Stated problem: Only the number is wanted: count the lines that contain "hecho".

Data excerpts:
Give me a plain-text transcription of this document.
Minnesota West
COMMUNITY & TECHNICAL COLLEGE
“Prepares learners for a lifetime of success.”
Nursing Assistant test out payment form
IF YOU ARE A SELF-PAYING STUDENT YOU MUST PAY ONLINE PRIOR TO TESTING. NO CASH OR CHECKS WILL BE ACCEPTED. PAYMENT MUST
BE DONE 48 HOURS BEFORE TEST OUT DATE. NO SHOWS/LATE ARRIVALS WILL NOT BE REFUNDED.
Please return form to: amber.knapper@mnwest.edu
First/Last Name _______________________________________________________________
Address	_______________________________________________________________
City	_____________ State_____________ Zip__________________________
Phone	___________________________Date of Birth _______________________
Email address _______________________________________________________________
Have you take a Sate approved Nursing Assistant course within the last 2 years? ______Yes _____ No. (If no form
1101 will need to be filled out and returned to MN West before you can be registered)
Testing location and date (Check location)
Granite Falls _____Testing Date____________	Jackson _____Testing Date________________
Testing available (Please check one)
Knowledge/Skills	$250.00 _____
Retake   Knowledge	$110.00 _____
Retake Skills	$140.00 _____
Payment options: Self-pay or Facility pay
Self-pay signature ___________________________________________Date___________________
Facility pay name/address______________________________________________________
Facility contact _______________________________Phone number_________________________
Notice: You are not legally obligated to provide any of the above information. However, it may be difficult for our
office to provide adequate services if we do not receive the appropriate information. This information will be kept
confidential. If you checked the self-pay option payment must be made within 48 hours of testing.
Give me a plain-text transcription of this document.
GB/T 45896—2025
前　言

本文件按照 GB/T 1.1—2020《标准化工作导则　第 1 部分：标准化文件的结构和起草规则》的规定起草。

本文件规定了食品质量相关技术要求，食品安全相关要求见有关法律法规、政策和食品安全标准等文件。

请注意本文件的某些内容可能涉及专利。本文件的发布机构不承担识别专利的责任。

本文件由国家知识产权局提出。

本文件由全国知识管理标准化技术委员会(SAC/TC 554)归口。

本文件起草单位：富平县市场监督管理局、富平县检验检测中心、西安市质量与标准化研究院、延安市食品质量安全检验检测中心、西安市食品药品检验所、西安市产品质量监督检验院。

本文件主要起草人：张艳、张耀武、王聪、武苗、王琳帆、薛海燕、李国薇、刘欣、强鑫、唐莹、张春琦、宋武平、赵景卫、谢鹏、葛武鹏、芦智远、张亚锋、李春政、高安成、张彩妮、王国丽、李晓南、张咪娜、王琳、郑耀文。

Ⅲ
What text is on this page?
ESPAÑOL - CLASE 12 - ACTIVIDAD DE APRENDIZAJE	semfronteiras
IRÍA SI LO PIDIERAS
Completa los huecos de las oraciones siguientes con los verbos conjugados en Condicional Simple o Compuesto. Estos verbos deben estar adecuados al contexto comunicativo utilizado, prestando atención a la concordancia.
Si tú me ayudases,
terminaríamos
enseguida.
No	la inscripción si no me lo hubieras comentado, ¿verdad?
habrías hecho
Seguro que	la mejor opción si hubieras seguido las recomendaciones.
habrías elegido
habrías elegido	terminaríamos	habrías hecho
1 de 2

Response to this exercise: 2